### PROVIDED PASSAGE
....................
When you get a hotspot, you also need hotspot data to provide a Wi-Fi connection. Many cell phone plans come with a little hotspot data for your phone. But if you use a hotspot regularly, we recommend getting a mobile hotspot device with a separate data plan for a better deal and more flexibility.

See our guide below to the best data plans from different cellular providers—including simple cell phone plans with monthly data packages, prepaid options, and deals for international roaming.

Our top pick: Which hotspot plan is best?

The best mobile hotspot plan is T-Mobile’s 2GB plan. It gives you 2GB of data to use on a T-Mobile–approved personal hotspot for $10 a month, with lots of options to buy more data through a “data pass” if you run out.

Another 5GB on this plan costs $20, 10GB is $30, and 30GB is $40—either way you’re getting a solid deal for a hotspot-only plan, especially in comparison to other providers’ offerings. You also have a few different Wi-Fi hotspots to choose from that work on T-Mobile’s network, including Inseego’s 5G MiFi M2000 for 5G fans.

Pro tip: 

You can always use your phone as a Wi-Fi hotspot instead of using a standalone hotspot. It won’t be able to connect as many devices, and you may not get as much data either. But it’s a good way to go if you need a hotspot device only every once in a while. To learn more, read our guide to Wi-Fi tethering on your phone.

The five best mobile hotspot data plans

Best mobile hotspot data plans

PlanBest forPriceData allowanceGet it
T-Mobile T-Mobile 2GBBest overall$10.00/mo.*2GB/mo. (can order more GB w/ data pass)View Plan
Verizon ProBest for 5G$60.00/mo. (w/ existing Unlimited phone plan), $90.00/mo. (w/out phone plan)100GB of 4G LTE/5G, then reduced to 600Kbps
T-Mobile T-Mobile Go5G PlusBest for cell phone hotspots$90.00/mo.50GB/mo. (followed by unlimited 3G speeds)View Plan
AT&T Prepaid 50 GBBest for AT&T$55.00/mo. (w/ autopay)50GB/mo.
Visible Visible+ phone planBest prepaid plan$45.00/mo. (plus price of hotspot)†Unlimited (max 5Mbps speeds, connects only one device at a time, speeds may slow after 50GB)View Plan
Verizon TravelPassBest for international travel$5.00–$10.00/day0.5GB per dayView Plan

What should you look for in a hotspot data plan?

The best mobile hotspot plans give you the most Wi-Fi data possible for every dollar you spend. The plan you pick should operate over a large enough network that you’ll get internet wherever you use it. And it should be compatible with a good-quality hotspot device that gives you fast speeds and lets you connect at least 10 devices.

Most hotspot plans give you a set amount of data per month. But if you’re traveling or need a Wi-Fi hotspot only intermittently, consider getting a prepaid plan so you pay for only the amount of data you need.

If you want to know more about the nitty gritty on what makes a hotspot plan worthwhile, read our longer hotspot features guide further down on this page.

Pro tip:

Still shopping around for a personal hotspot to use on your data plan? Take a look at our guide to the best mobile hotspots for a breakdown of the fastest and most useful hotspot devices for work, travel, and 5G.

How long does 100GB of data last?
....................
### DATA SHOWN
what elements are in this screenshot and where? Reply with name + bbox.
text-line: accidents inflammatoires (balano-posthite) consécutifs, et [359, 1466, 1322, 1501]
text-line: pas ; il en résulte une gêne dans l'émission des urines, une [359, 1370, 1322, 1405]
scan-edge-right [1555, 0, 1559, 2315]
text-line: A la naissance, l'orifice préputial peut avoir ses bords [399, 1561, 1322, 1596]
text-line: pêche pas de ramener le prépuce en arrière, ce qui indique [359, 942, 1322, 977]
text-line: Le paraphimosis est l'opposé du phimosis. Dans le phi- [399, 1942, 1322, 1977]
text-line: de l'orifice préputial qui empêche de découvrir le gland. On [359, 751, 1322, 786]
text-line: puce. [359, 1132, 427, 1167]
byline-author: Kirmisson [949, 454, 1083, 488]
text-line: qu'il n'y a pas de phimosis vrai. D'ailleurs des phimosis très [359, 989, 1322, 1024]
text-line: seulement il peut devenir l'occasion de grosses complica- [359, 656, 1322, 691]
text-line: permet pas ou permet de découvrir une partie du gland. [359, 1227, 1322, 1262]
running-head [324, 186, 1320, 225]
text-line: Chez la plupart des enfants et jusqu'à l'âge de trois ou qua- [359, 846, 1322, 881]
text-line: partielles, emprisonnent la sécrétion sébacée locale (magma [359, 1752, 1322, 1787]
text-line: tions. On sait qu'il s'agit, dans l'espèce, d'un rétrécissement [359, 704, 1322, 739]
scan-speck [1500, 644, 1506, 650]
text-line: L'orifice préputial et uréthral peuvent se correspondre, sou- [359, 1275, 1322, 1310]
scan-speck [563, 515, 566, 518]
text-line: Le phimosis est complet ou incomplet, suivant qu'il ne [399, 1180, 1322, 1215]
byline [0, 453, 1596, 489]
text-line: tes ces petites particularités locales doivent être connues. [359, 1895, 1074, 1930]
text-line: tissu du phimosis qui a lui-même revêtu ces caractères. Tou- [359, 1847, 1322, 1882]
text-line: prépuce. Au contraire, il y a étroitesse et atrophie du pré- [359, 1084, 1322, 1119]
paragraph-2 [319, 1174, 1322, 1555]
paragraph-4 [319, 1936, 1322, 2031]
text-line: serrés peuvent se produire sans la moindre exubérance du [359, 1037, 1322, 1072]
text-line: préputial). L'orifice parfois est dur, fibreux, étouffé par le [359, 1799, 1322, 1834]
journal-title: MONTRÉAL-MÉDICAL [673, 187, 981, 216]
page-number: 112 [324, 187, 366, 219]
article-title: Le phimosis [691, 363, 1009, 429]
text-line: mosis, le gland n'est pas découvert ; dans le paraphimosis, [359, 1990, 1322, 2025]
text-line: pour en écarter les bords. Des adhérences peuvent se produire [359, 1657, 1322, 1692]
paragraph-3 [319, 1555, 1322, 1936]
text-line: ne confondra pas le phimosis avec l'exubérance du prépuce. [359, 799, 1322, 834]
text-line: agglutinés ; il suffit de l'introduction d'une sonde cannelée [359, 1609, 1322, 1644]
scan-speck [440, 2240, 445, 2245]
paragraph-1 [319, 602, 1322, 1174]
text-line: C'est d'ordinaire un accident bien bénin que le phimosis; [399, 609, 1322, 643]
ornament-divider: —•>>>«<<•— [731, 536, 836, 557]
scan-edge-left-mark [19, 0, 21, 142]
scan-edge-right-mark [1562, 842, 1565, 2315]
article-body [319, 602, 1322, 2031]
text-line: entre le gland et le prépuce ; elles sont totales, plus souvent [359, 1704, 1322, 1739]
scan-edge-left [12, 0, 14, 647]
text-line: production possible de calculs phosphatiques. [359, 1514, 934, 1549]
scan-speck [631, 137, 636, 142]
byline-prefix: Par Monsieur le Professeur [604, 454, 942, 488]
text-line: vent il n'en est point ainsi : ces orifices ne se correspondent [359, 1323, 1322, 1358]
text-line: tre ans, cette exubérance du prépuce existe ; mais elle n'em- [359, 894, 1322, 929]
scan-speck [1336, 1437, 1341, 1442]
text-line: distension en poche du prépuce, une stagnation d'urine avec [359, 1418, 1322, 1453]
....................
### WHAT THIS TASK INVOLVES
Write out the section of the hotspot data plan guide above, starting with the words "The best mobile hotspot plan is" and ending after the words "you run out.".

### WRITTEN SOLUTION
The best mobile hotspot plan is T-Mobile’s 2GB plan. It gives you 2GB of data to use on a T-Mobile–approved personal hotspot for $10 a month, with lots of options to buy more data through a “data pass” if you run out.